GIVEN INFORMATION
--- BEGIN ---
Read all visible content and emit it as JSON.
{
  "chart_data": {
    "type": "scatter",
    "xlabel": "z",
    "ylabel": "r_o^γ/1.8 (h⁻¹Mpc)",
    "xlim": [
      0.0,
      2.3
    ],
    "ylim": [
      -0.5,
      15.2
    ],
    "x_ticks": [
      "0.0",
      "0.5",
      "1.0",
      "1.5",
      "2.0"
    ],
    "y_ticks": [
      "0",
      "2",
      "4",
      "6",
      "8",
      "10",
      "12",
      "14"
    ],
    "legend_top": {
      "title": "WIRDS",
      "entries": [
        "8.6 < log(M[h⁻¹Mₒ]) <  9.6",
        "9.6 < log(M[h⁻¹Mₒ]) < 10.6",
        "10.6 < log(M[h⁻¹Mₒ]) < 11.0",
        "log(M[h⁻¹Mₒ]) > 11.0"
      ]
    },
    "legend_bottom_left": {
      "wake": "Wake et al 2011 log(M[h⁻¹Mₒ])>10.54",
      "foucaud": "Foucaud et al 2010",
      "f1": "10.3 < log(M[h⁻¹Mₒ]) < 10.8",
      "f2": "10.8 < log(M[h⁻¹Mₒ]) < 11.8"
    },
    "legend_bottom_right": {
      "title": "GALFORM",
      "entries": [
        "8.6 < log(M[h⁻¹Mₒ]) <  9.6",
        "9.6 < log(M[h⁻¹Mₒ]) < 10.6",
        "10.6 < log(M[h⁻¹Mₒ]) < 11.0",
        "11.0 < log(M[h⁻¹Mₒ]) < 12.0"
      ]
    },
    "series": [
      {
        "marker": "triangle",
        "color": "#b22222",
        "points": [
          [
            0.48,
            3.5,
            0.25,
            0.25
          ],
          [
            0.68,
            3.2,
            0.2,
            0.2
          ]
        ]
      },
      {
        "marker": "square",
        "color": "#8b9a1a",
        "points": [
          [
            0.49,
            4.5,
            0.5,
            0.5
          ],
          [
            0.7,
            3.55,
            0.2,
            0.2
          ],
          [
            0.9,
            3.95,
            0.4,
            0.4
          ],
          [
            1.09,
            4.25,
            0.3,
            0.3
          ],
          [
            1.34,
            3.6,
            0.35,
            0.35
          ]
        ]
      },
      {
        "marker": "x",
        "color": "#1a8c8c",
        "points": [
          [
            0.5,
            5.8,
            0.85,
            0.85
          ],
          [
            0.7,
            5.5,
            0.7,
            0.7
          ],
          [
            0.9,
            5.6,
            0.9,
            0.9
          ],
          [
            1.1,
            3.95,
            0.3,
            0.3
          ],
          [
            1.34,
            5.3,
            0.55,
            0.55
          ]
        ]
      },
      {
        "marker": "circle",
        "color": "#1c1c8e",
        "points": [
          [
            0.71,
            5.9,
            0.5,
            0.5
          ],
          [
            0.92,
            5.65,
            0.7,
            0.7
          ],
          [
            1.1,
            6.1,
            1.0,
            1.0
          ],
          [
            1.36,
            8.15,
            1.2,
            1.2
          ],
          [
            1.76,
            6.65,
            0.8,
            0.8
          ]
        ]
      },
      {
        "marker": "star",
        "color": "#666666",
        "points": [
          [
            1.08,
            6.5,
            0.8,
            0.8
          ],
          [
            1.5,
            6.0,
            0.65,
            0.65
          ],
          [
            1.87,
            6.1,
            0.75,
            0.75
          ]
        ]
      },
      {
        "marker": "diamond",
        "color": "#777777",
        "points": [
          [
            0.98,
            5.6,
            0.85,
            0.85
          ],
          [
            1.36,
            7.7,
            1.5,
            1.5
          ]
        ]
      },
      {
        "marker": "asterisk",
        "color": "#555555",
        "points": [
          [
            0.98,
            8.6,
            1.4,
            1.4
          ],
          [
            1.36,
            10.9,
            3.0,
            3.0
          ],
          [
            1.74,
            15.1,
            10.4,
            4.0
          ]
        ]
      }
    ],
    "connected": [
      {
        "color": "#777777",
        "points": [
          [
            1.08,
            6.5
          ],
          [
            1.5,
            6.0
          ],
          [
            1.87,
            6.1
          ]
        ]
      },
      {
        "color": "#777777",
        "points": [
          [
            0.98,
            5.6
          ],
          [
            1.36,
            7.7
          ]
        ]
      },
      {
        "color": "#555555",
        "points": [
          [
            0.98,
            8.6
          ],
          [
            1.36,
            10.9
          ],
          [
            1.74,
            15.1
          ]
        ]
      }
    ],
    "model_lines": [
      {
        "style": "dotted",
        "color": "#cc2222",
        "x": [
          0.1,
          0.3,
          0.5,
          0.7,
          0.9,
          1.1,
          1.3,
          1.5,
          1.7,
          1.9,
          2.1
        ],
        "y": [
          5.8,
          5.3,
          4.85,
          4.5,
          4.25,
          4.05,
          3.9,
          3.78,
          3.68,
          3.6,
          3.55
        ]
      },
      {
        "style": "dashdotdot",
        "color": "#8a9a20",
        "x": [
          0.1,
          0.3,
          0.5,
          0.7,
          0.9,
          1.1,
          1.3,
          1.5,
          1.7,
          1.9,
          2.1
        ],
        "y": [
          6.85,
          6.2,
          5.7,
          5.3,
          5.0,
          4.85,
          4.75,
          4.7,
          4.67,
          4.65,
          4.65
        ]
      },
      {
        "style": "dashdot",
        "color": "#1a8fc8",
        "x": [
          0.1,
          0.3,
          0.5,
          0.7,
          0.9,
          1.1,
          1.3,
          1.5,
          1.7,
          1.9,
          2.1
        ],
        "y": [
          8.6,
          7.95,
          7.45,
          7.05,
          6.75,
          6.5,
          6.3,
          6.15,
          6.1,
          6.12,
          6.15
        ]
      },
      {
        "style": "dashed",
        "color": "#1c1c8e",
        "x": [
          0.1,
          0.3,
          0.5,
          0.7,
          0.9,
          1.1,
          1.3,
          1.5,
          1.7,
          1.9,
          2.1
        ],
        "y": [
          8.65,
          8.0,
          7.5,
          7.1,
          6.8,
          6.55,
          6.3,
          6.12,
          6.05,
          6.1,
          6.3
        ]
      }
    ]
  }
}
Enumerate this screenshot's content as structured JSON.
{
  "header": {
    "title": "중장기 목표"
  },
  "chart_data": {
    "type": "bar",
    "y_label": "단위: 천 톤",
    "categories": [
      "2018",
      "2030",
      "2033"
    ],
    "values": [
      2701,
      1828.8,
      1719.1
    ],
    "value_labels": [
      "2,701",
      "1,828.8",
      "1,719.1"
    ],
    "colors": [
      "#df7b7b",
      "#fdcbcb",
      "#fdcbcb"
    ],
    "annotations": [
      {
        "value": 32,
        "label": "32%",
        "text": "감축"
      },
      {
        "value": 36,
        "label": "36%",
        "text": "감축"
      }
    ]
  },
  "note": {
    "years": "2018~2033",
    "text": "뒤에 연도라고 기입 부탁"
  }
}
--- END ---
WHAT TO WORK ON
Repeat the material above in full, exactly as it stands.

EXPECTED ANSWER
Read all visible content and emit it as JSON.
{
  "chart_data": {
    "type": "scatter",
    "xlabel": "z",
    "ylabel": "r_o^γ/1.8 (h⁻¹Mpc)",
    "xlim": [
      0.0,
      2.3
    ],
    "ylim": [
      -0.5,
      15.2
    ],
    "x_ticks": [
      "0.0",
      "0.5",
      "1.0",
      "1.5",
      "2.0"
    ],
    "y_ticks": [
      "0",
      "2",
      "4",
      "6",
      "8",
      "10",
      "12",
      "14"
    ],
    "legend_top": {
      "title": "WIRDS",
      "entries": [
        "8.6 < log(M[h⁻¹Mₒ]) <  9.6",
        "9.6 < log(M[h⁻¹Mₒ]) < 10.6",
        "10.6 < log(M[h⁻¹Mₒ]) < 11.0",
        "log(M[h⁻¹Mₒ]) > 11.0"
      ]
    },
    "legend_bottom_left": {
      "wake": "Wake et al 2011 log(M[h⁻¹Mₒ])>10.54",
      "foucaud": "Foucaud et al 2010",
      "f1": "10.3 < log(M[h⁻¹Mₒ]) < 10.8",
      "f2": "10.8 < log(M[h⁻¹Mₒ]) < 11.8"
    },
    "legend_bottom_right": {
      "title": "GALFORM",
      "entries": [
        "8.6 < log(M[h⁻¹Mₒ]) <  9.6",
        "9.6 < log(M[h⁻¹Mₒ]) < 10.6",
        "10.6 < log(M[h⁻¹Mₒ]) < 11.0",
        "11.0 < log(M[h⁻¹Mₒ]) < 12.0"
      ]
    },
    "series": [
      {
        "marker": "triangle",
        "color": "#b22222",
        "points": [
          [
            0.48,
            3.5,
            0.25,
            0.25
          ],
          [
            0.68,
            3.2,
            0.2,
            0.2
          ]
        ]
      },
      {
        "marker": "square",
        "color": "#8b9a1a",
        "points": [
          [
            0.49,
            4.5,
            0.5,
            0.5
          ],
          [
            0.7,
            3.55,
            0.2,
            0.2
          ],
          [
            0.9,
            3.95,
            0.4,
            0.4
          ],
          [
            1.09,
            4.25,
            0.3,
            0.3
          ],
          [
            1.34,
            3.6,
            0.35,
            0.35
          ]
        ]
      },
      {
        "marker": "x",
        "color": "#1a8c8c",
        "points": [
          [
            0.5,
            5.8,
            0.85,
            0.85
          ],
          [
            0.7,
            5.5,
            0.7,
            0.7
          ],
          [
            0.9,
            5.6,
            0.9,
            0.9
          ],
          [
            1.1,
            3.95,
            0.3,
            0.3
          ],
          [
            1.34,
            5.3,
            0.55,
            0.55
          ]
        ]
      },
      {
        "marker": "circle",
        "color": "#1c1c8e",
        "points": [
          [
            0.71,
            5.9,
            0.5,
            0.5
          ],
          [
            0.92,
            5.65,
            0.7,
            0.7
          ],
          [
            1.1,
            6.1,
            1.0,
            1.0
          ],
          [
            1.36,
            8.15,
            1.2,
            1.2
          ],
          [
            1.76,
            6.65,
            0.8,
            0.8
          ]
        ]
      },
      {
        "marker": "star",
        "color": "#666666",
        "points": [
          [
            1.08,
            6.5,
            0.8,
            0.8
          ],
          [
            1.5,
            6.0,
            0.65,
            0.65
          ],
          [
            1.87,
            6.1,
            0.75,
            0.75
          ]
        ]
      },
      {
        "marker": "diamond",
        "color": "#777777",
        "points": [
          [
            0.98,
            5.6,
            0.85,
            0.85
          ],
          [
            1.36,
            7.7,
            1.5,
            1.5
          ]
        ]
      },
      {
        "marker": "asterisk",
        "color": "#555555",
        "points": [
          [
            0.98,
            8.6,
            1.4,
            1.4
          ],
          [
            1.36,
            10.9,
            3.0,
            3.0
          ],
          [
            1.74,
            15.1,
            10.4,
            4.0
          ]
        ]
      }
    ],
    "connected": [
      {
        "color": "#777777",
        "points": [
          [
            1.08,
            6.5
          ],
          [
            1.5,
            6.0
          ],
          [
            1.87,
            6.1
          ]
        ]
      },
      {
        "color": "#777777",
        "points": [
          [
            0.98,
            5.6
          ],
          [
            1.36,
            7.7
          ]
        ]
      },
      {
        "color": "#555555",
        "points": [
          [
            0.98,
            8.6
          ],
          [
            1.36,
            10.9
          ],
          [
            1.74,
            15.1
          ]
        ]
      }
    ],
    "model_lines": [
      {
        "style": "dotted",
        "color": "#cc2222",
        "x": [
          0.1,
          0.3,
          0.5,
          0.7,
          0.9,
          1.1,
          1.3,
          1.5,
          1.7,
          1.9,
          2.1
        ],
        "y": [
          5.8,
          5.3,
          4.85,
          4.5,
          4.25,
          4.05,
          3.9,
          3.78,
          3.68,
          3.6,
          3.55
        ]
      },
      {
        "style": "dashdotdot",
        "color": "#8a9a20",
        "x": [
          0.1,
          0.3,
          0.5,
          0.7,
          0.9,
          1.1,
          1.3,
          1.5,
          1.7,
          1.9,
          2.1
        ],
        "y": [
          6.85,
          6.2,
          5.7,
          5.3,
          5.0,
          4.85,
          4.75,
          4.7,
          4.67,
          4.65,
          4.65
        ]
      },
      {
        "style": "dashdot",
        "color": "#1a8fc8",
        "x": [
          0.1,
          0.3,
          0.5,
          0.7,
          0.9,
          1.1,
          1.3,
          1.5,
          1.7,
          1.9,
          2.1
        ],
        "y": [
          8.6,
          7.95,
          7.45,
          7.05,
          6.75,
          6.5,
          6.3,
          6.15,
          6.1,
          6.12,
          6.15
        ]
      },
      {
        "style": "dashed",
        "color": "#1c1c8e",
        "x": [
          0.1,
          0.3,
          0.5,
          0.7,
          0.9,
          1.1,
          1.3,
          1.5,
          1.7,
          1.9,
          2.1
        ],
        "y": [
          8.65,
          8.0,
          7.5,
          7.1,
          6.8,
          6.55,
          6.3,
          6.12,
          6.05,
          6.1,
          6.3
        ]
      }
    ]
  }
}
Enumerate this screenshot's content as structured JSON.
{
  "header": {
    "title": "중장기 목표"
  },
  "chart_data": {
    "type": "bar",
    "y_label": "단위: 천 톤",
    "categories": [
      "2018",
      "2030",
      "2033"
    ],
    "values": [
      2701,
      1828.8,
      1719.1
    ],
    "value_labels": [
      "2,701",
      "1,828.8",
      "1,719.1"
    ],
    "colors": [
      "#df7b7b",
      "#fdcbcb",
      "#fdcbcb"
    ],
    "annotations": [
      {
        "value": 32,
        "label": "32%",
        "text": "감축"
      },
      {
        "value": 36,
        "label": "36%",
        "text": "감축"
      }
    ]
  },
  "note": {
    "years": "2018~2033",
    "text": "뒤에 연도라고 기입 부탁"
  }
}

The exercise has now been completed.